--- BEGIN SUPPLIED RECORDS ---
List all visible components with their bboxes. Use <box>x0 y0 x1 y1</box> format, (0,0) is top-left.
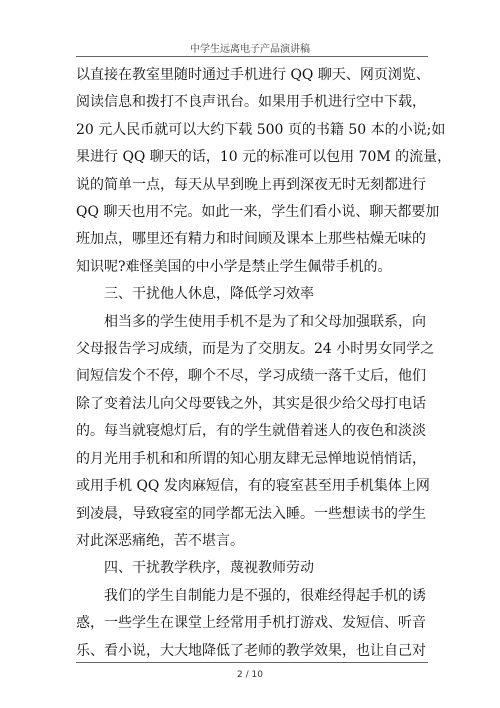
body-line: 或用手机 QQ 发肉麻短信，有的寝室甚至用手机集体上网 <box>76 478 430 495</box>
body-line: 以直接在教室里随时通过手机进行 QQ 聊天、网页浏览、 <box>76 67 430 83</box>
body-line: 果进行 QQ 聊天的话，10 元的标准可以包用 70M 的流量， <box>76 149 452 166</box>
body-line: 除了变着法儿向父母要钱之外，其实是很少给父母打电话 <box>76 395 426 412</box>
body-line: 间短信发个不停，聊个不尽，学习成绩一落千丈后，他们 <box>76 368 426 385</box>
body-line: 我们的学生自制能力是不强的，很难经得起手机的诱 <box>104 587 426 604</box>
body-line: 说的简单一点，每天从早到晚上再到深夜无时无刻都进行 <box>76 176 426 193</box>
page-header: 中学生远离电子产品演讲稿 <box>190 44 310 55</box>
body-line: 相当多的学生使用手机不是为了和父母加强联系，向 <box>104 313 426 330</box>
section-heading-3: 三、干扰他人休息，降低学习效率 <box>104 286 314 303</box>
header-divider <box>76 56 428 57</box>
page-number: 2 / 10 <box>237 670 263 680</box>
body-line: QQ 聊天也用不完。如此一来，学生们看小说、聊天都要加 <box>76 204 440 221</box>
body-line: 班加点，哪里还有精力和时间顾及课本上那些枯燥无味的 <box>76 231 426 248</box>
body-line: 父母报告学习成绩，而是为了交朋友。24 小时男女同学之 <box>76 341 435 358</box>
body-line: 对此深恶痛绝，苦不堪言。 <box>76 532 244 549</box>
footer-divider <box>76 662 428 663</box>
section-heading-4: 四、干扰教学秩序，蔑视教师劳动 <box>104 560 314 577</box>
body-line: 知识呢?难怪美国的中小学是禁止学生佩带手机的。 <box>76 258 392 275</box>
body-line: 20 元人民币就可以大约下载 500 页的书籍 50 本的小说;如 <box>76 121 446 138</box>
body-line: 的。每当就寝熄灯后，有的学生就借着迷人的夜色和淡淡 <box>76 423 426 440</box>
body-line: 到凌晨，导致寝室的同学都无法入睡。一些想读书的学生 <box>76 505 426 522</box>
body-line: 阅读信息和拨打不良声讯台。如果用手机进行空中下载， <box>76 94 426 111</box>
body-line: 乐、看小说，大大地降低了老师的教学效果，也让自己对 <box>76 642 426 659</box>
body-line: 的月光用手机和和所谓的知心朋友肆无忌惮地说悄悄话， <box>76 450 426 467</box>
body-line: 惑，一些学生在课堂上经常用手机打游戏、发短信、听音 <box>76 615 426 632</box>
document-body <box>76 62 452 665</box>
--- END SUPPLIED RECORDS ---
*JOB*.
Could you render everything from the line containing "body-line: 或用手机 QQ" down to the line containing "page-header: 中学生远离电子产品演讲稿 <box>190", both included, as a numbered list with blank lines left out?

*FINAL RESULT*.
1. body-line: 或用手机 QQ 发肉麻短信，有的寝室甚至用手机集体上网 <box>76 478 430 495</box>
2. body-line: 以直接在教室里随时通过手机进行 QQ 聊天、网页浏览、 <box>76 67 430 83</box>
3. body-line: 果进行 QQ 聊天的话，10 元的标准可以包用 70M 的流量， <box>76 149 452 166</box>
4. body-line: 除了变着法儿向父母要钱之外，其实是很少给父母打电话 <box>76 395 426 412</box>
5. body-line: 间短信发个不停，聊个不尽，学习成绩一落千丈后，他们 <box>76 368 426 385</box>
6. body-line: 我们的学生自制能力是不强的，很难经得起手机的诱 <box>104 587 426 604</box>
7. body-line: 说的简单一点，每天从早到晚上再到深夜无时无刻都进行 <box>76 176 426 193</box>
8. page-header: 中学生远离电子产品演讲稿 <box>190 44 310 55</box>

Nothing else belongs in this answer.